## PROVIDED INFORMATION
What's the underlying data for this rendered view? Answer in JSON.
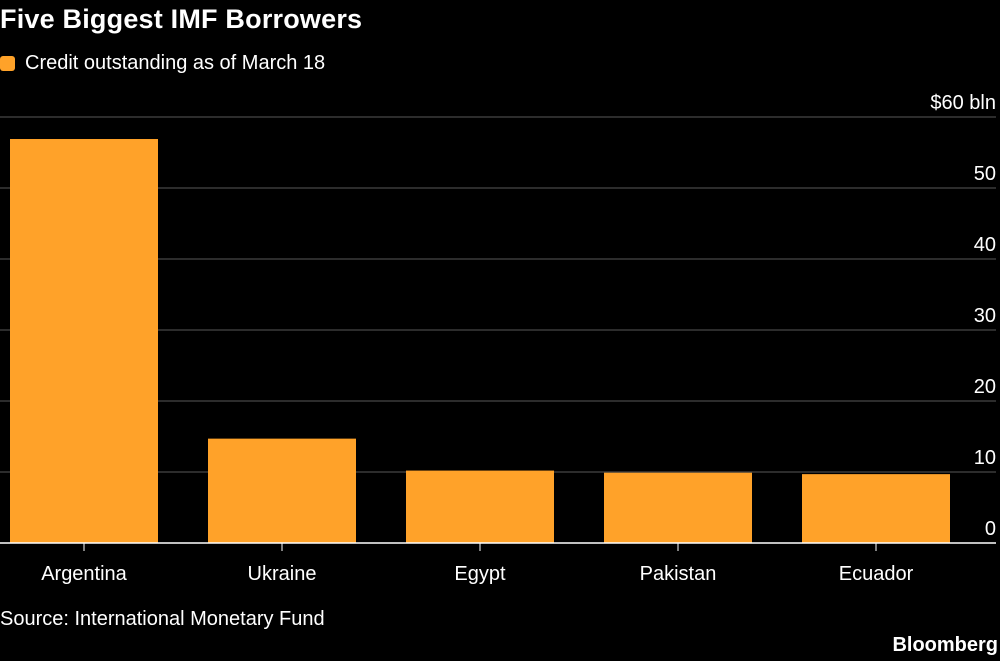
{
  "title": "Five Biggest IMF Borrowers",
  "legend": {
    "label": "Credit outstanding as of March 18"
  },
  "source": "Source: International Monetary Fund",
  "brand": "Bloomberg",
  "colors": {
    "bar": "#FFA229",
    "background": "#000000",
    "grid": "#595959",
    "text": "#FFFFFF"
  },
  "chart_data": {
    "type": "bar",
    "categories": [
      "Argentina",
      "Ukraine",
      "Egypt",
      "Pakistan",
      "Ecuador"
    ],
    "series": [
      {
        "name": "Credit outstanding as of March 18",
        "values": [
          56.9,
          14.7,
          10.2,
          9.9,
          9.7
        ]
      }
    ],
    "ylim": [
      0,
      60
    ],
    "yticks": [
      0,
      10,
      20,
      30,
      40,
      50,
      60
    ],
    "ytick_labels": [
      "0",
      "10",
      "20",
      "30",
      "40",
      "50",
      "$60 bln"
    ],
    "y_axis_position": "right",
    "grid": true,
    "legend_position": "top-left"
  }
}
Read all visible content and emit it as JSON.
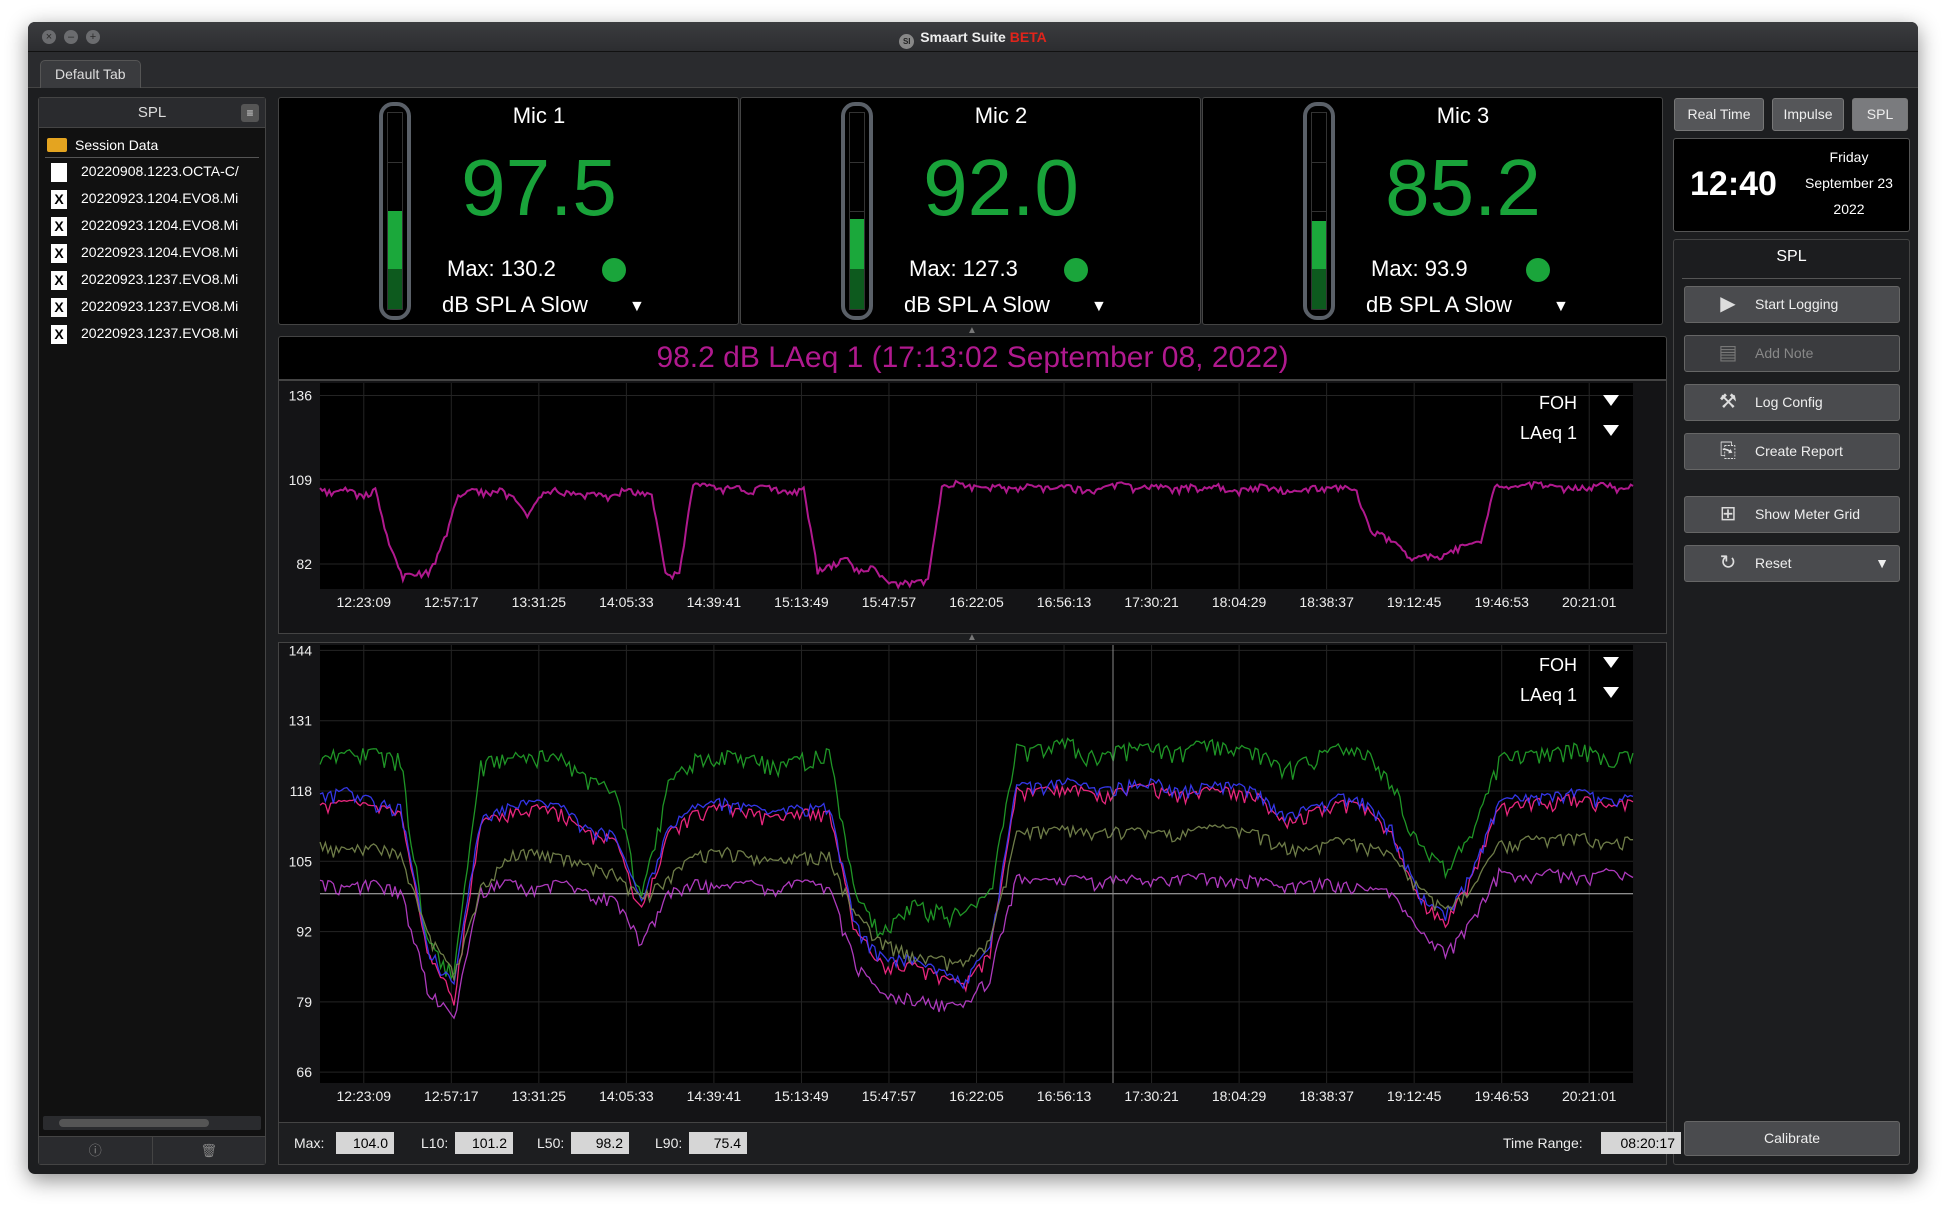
{
  "app": {
    "title": "Smaart Suite",
    "beta": "BETA",
    "logo_text": "SI"
  },
  "tabs": [
    {
      "label": "Default Tab"
    }
  ],
  "left_panel": {
    "title": "SPL",
    "folder_label": "Session Data",
    "files": [
      {
        "name": "20220908.1223.OCTA-C/",
        "icon": "document-icon"
      },
      {
        "name": "20220923.1204.EVO8.Mi",
        "icon": "x-document-icon"
      },
      {
        "name": "20220923.1204.EVO8.Mi",
        "icon": "x-document-icon"
      },
      {
        "name": "20220923.1204.EVO8.Mi",
        "icon": "x-document-icon"
      },
      {
        "name": "20220923.1237.EVO8.Mi",
        "icon": "x-document-icon"
      },
      {
        "name": "20220923.1237.EVO8.Mi",
        "icon": "x-document-icon"
      },
      {
        "name": "20220923.1237.EVO8.Mi",
        "icon": "x-document-icon"
      }
    ]
  },
  "meters": [
    {
      "name": "Mic 1",
      "value": "97.5",
      "max": "Max: 130.2",
      "unit": "dB SPL A Slow",
      "level": 0.5
    },
    {
      "name": "Mic 2",
      "value": "92.0",
      "max": "Max: 127.3",
      "unit": "dB SPL A Slow",
      "level": 0.46
    },
    {
      "name": "Mic 3",
      "value": "85.2",
      "max": "Max: 93.9",
      "unit": "dB SPL A Slow",
      "level": 0.45
    }
  ],
  "modes": [
    {
      "label": "Real Time",
      "active": false
    },
    {
      "label": "Impulse",
      "active": false
    },
    {
      "label": "SPL",
      "active": true
    }
  ],
  "clock": {
    "time": "12:40",
    "day": "Friday",
    "date": "September 23",
    "year": "2022"
  },
  "controls": {
    "title": "SPL",
    "buttons": [
      {
        "label": "Start Logging",
        "icon": "play-icon",
        "enabled": true
      },
      {
        "label": "Add Note",
        "icon": "note-icon",
        "enabled": false
      },
      {
        "label": "Log Config",
        "icon": "tools-icon",
        "enabled": true
      },
      {
        "label": "Create Report",
        "icon": "pdf-icon",
        "enabled": true
      },
      {
        "label": "Show Meter Grid",
        "icon": "grid-icon",
        "enabled": true
      },
      {
        "label": "Reset",
        "icon": "reset-icon",
        "enabled": true
      }
    ],
    "calibrate": "Calibrate"
  },
  "chart_header": "98.2 dB LAeq 1 (17:13:02 September 08, 2022)",
  "colors": {
    "laeq_trace": "#b0198e",
    "meter_green": "#19a33a",
    "bands": [
      "#22a52a",
      "#ff2a8a",
      "#3a3cff",
      "#c040d0",
      "#e23a3a",
      "#7a8a50"
    ]
  },
  "chart_data": [
    {
      "type": "line",
      "title": "",
      "selectors": [
        "FOH",
        "LAeq 1"
      ],
      "x_ticks": [
        "12:23:09",
        "12:57:17",
        "13:31:25",
        "14:05:33",
        "14:39:41",
        "15:13:49",
        "15:47:57",
        "16:22:05",
        "16:56:13",
        "17:30:21",
        "18:04:29",
        "18:38:37",
        "19:12:45",
        "19:46:53",
        "20:21:01"
      ],
      "y_ticks": [
        136,
        109,
        82
      ],
      "ylim": [
        74,
        140
      ],
      "series": [
        {
          "name": "LAeq 1",
          "color": "#b0198e",
          "values": [
            106,
            105,
            106,
            104,
            106,
            88,
            78,
            79,
            80,
            90,
            104,
            106,
            105,
            106,
            103,
            97,
            104,
            106,
            105,
            104,
            105,
            103,
            106,
            105,
            104,
            79,
            79,
            108,
            107,
            106,
            107,
            105,
            107,
            106,
            105,
            106,
            80,
            82,
            84,
            80,
            81,
            76,
            76,
            76,
            77,
            107,
            108,
            107,
            106,
            107,
            106,
            107,
            107,
            106,
            107,
            106,
            105,
            107,
            108,
            106,
            107,
            107,
            106,
            107,
            106,
            107,
            105,
            106,
            107,
            106,
            106,
            105,
            107,
            106,
            107,
            105,
            93,
            91,
            88,
            83,
            85,
            84,
            87,
            88,
            89,
            107,
            106,
            107,
            108,
            107,
            106,
            107,
            107,
            108,
            106,
            107
          ]
        }
      ]
    },
    {
      "type": "line",
      "title": "",
      "selectors": [
        "FOH",
        "LAeq 1"
      ],
      "x_ticks": [
        "12:23:09",
        "12:57:17",
        "13:31:25",
        "14:05:33",
        "14:39:41",
        "15:13:49",
        "15:47:57",
        "16:22:05",
        "16:56:13",
        "17:30:21",
        "18:04:29",
        "18:38:37",
        "19:12:45",
        "19:46:53",
        "20:21:01"
      ],
      "y_ticks": [
        144,
        131,
        118,
        105,
        92,
        79,
        66
      ],
      "ylim": [
        64,
        145
      ],
      "reference_line": 99,
      "series": [
        {
          "name": "",
          "color": "#22a52a",
          "values": [
            124,
            125,
            125,
            124,
            90,
            84,
            123,
            124,
            125,
            124,
            120,
            118,
            98,
            119,
            124,
            125,
            124,
            123,
            124,
            125,
            98,
            92,
            97,
            96,
            95,
            99,
            126,
            126,
            127,
            124,
            126,
            126,
            125,
            127,
            126,
            125,
            122,
            124,
            126,
            125,
            120,
            108,
            104,
            110,
            124,
            125,
            125,
            126,
            124,
            125
          ]
        },
        {
          "name": "",
          "color": "#ff2a8a",
          "values": [
            115,
            116,
            115,
            114,
            88,
            80,
            112,
            114,
            115,
            114,
            110,
            109,
            96,
            110,
            114,
            115,
            114,
            113,
            114,
            114,
            92,
            86,
            86,
            84,
            82,
            88,
            118,
            118,
            119,
            117,
            118,
            119,
            117,
            118,
            118,
            117,
            112,
            114,
            116,
            115,
            110,
            98,
            94,
            102,
            115,
            116,
            116,
            117,
            115,
            116
          ]
        },
        {
          "name": "",
          "color": "#3a3cff",
          "values": [
            117,
            118,
            116,
            115,
            89,
            82,
            113,
            115,
            116,
            115,
            111,
            110,
            97,
            111,
            115,
            116,
            115,
            114,
            115,
            115,
            93,
            87,
            87,
            85,
            83,
            89,
            119,
            119,
            120,
            118,
            119,
            120,
            118,
            119,
            119,
            118,
            113,
            115,
            117,
            116,
            111,
            99,
            95,
            103,
            116,
            117,
            117,
            118,
            116,
            117
          ]
        },
        {
          "name": "",
          "color": "#c040d0",
          "values": [
            101,
            100,
            101,
            100,
            82,
            76,
            100,
            101,
            100,
            101,
            99,
            98,
            90,
            99,
            101,
            100,
            101,
            100,
            101,
            100,
            86,
            80,
            80,
            79,
            78,
            84,
            102,
            101,
            102,
            101,
            102,
            101,
            102,
            102,
            101,
            102,
            100,
            101,
            101,
            100,
            99,
            92,
            88,
            94,
            103,
            102,
            103,
            102,
            103,
            102
          ]
        },
        {
          "name": "",
          "color": "#7a8a50",
          "values": [
            108,
            107,
            108,
            106,
            92,
            84,
            100,
            106,
            107,
            106,
            104,
            103,
            98,
            102,
            106,
            107,
            106,
            105,
            106,
            106,
            95,
            90,
            88,
            87,
            86,
            90,
            110,
            111,
            111,
            110,
            111,
            110,
            110,
            111,
            111,
            110,
            108,
            107,
            109,
            108,
            106,
            100,
            96,
            100,
            108,
            109,
            109,
            110,
            108,
            109
          ]
        }
      ]
    }
  ],
  "stats": {
    "max_label": "Max:",
    "max": "104.0",
    "l10_label": "L10:",
    "l10": "101.2",
    "l50_label": "L50:",
    "l50": "98.2",
    "l90_label": "L90:",
    "l90": "75.4",
    "range_label": "Time Range:",
    "range": "08:20:17"
  }
}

## PROBLEM REQUIREMENTS
Filter the records above for lines containing the word "Credit", and copy those lines.

## RESPONSE TO THE TASK
    "label": "Credit outstanding as of March 18"
        "name": "Credit outstanding as of March 18",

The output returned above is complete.